Extrait

━━━━━━━━

Au cours d'une étude encore plus récente effectuée au sein de la division de la négociation collective2 , on a constaté que parmi 471 conventions collectives visant cinq cents travailleurs ou plus dans toutes les industries au Canada, à l'exception de celle du bâtiment, 137, soit trente pour cent, contenaient au moins une clause prévoyant une adaptation à une transformation technique. En tout, il y avait 281 clauses distinctes de ce genre.
En fournissant ces renseignements, certaines observations générale de base doivent être faites. La première a trait à quelques-unes des raisons principales qui ont été invoquées pour expliquer l'apparition de ce nombre de plus en plus grand de clauses portant sur les transformations techniques. Deuxièmement, il est difficile de mesurer l'importance de la transformation technique en cause simplement en étudiant les conventions collectives. La troisième observation porte sur les grands types de dispositions qui ont été relevés. La quatrième observation, qui est aussi une conclusion, est un examen de la signification de ces dispositions pour l'ensemble de notre système des relations du travail.

━━━━━━━━

Tâches à faire
(A) Dans l'extrait sur les conventions collectives, combien de conventions sur les 471 étudiées contenaient au moins une clause d'adaptation à une transformation technique ?
(B) Recopiez le passage de l'extrait sur les conventions collectives situé entre « Au cours d'une » et « de ce genre. », ces deux bornes comprises.
(C) Écrivez la suite du texte sur les clauses de transformation technique dans les conventions collectives, à partir de sa dernière phrase.

Entrées sources:
━━━━━━━━

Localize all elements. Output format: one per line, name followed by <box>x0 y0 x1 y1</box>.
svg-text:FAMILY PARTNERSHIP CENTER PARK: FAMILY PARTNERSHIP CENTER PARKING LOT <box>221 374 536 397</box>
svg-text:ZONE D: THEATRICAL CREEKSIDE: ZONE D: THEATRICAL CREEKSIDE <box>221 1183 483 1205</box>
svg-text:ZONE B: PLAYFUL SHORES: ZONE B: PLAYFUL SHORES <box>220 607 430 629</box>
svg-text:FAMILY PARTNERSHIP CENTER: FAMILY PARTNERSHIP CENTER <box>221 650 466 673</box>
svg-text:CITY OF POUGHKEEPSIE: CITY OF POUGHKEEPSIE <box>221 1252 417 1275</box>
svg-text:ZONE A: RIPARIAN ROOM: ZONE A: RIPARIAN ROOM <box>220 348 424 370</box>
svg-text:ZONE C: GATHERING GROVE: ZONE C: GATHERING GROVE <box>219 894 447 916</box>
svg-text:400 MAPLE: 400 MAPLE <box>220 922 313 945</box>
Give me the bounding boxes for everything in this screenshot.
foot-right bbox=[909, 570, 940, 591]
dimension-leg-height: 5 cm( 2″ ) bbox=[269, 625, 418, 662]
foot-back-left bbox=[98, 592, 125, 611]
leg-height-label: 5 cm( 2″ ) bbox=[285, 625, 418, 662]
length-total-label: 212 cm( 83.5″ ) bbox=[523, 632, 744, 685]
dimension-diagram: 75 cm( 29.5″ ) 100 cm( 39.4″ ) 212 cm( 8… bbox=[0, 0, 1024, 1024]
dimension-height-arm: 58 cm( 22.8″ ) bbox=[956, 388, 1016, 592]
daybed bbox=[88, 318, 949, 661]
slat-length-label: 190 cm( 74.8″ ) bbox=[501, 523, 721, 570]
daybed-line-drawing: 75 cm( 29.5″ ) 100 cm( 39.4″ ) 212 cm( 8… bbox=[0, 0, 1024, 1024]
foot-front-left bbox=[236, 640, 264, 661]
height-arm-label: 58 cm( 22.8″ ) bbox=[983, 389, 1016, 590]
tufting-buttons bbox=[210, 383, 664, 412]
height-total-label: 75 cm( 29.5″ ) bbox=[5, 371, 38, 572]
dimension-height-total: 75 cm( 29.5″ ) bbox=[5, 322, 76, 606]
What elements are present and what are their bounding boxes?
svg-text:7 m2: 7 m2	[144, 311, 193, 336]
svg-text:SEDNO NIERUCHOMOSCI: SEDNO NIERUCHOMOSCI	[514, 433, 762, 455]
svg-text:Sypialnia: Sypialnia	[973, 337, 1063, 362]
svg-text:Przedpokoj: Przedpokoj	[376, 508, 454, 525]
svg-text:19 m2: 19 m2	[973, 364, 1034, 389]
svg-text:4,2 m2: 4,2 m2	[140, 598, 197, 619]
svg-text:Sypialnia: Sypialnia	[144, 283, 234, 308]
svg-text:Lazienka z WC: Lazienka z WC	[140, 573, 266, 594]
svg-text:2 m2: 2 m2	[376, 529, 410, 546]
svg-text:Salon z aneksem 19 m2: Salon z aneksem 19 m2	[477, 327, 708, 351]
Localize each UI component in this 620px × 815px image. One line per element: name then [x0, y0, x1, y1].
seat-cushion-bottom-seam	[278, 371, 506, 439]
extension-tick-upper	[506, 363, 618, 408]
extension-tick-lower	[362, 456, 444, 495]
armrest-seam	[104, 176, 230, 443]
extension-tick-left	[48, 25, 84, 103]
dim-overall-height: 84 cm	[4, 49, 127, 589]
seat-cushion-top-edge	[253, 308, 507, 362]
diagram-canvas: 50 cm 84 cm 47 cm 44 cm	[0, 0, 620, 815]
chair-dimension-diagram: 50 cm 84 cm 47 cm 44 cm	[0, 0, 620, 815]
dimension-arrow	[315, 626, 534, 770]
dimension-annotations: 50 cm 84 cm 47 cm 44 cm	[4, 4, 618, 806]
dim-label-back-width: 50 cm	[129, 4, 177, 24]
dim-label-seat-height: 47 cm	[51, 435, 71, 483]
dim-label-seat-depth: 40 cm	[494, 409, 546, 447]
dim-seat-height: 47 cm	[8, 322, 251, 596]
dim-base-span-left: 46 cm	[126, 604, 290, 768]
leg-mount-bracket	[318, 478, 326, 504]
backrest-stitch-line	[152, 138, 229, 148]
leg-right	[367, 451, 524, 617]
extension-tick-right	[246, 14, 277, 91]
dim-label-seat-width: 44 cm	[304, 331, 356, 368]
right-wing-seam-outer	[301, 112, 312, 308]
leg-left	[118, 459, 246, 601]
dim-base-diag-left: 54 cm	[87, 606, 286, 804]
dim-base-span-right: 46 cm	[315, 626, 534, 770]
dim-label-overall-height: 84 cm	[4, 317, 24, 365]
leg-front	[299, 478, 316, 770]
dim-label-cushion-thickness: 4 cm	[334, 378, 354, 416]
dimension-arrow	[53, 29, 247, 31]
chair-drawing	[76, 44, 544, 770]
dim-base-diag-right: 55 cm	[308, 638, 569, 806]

━━━━━━━━

Réponses par tâche
(A) 137, soit trente pour cent.

(B)
Au cours d'une étude encore plus récente effectuée au sein de la division de la négociation collective2 , on a constaté que parmi 471 conventions collectives visant cinq cents travailleurs ou plus dans toutes les industries au Canada, à l'exception de celle du bâtiment, 137, soit trente pour cent, contenaient au moins une clause prévoyant une adaptation à une transformation technique. En tout, il y avait 281 clauses distinctes de ce genre.

(C)
Voici ce qu'affirmait M. Georges Saunders dans un document qu'il présentait en 1966, intituléTechnological Change and Security of Employment 3:
« Avant 1957, les économies canadienne et américaine jouissaient de hauts niveaux d'emploi et de prospérité sans précédent. Dans une telle conjoncture, la négociation collective visait principalement à répartir les revenus accrus entre les parties... Cependant, le chômage a subi une hausse au Canada après 1957, et entre 1957 et 1964 il a oscillé entre cinq et sept pour cent de la population active. En même temps, l'intensification de la concurrence internationale a stimulé l'industrie canadienne à rechercher des moyens plus efficaces et plus mécanisés de production. L'introduction des nouvelles techniques a été plus massive dans les industries fortement syndiquées. Ces deux faits, le taux élevé du chômage et l'introduction des nouvelles techniques dans les industries fortement syndiquées, se sont conjugués pour exercer de nouvelles pressions sur la négociation collective, ce qui a rendu si difficile la période récente sur le plan des relations du travail... En réponse à ces nouvelles pressions, l'orientation de la négociation collective a changé sensiblement — actuellement on met plutôt l'accent sur la sécurité de l'emploi que sur les hausses de salaires. On a vu surgir des conventions collectives d'avant-garde au Canada et aux Etats-Unis... »
En d'autres termes, il y a lieu de croire que le nombre de plus en plus grand de dispositions portant sur les transformations techniques est rattaché à l'évolution du contexte économique et technique.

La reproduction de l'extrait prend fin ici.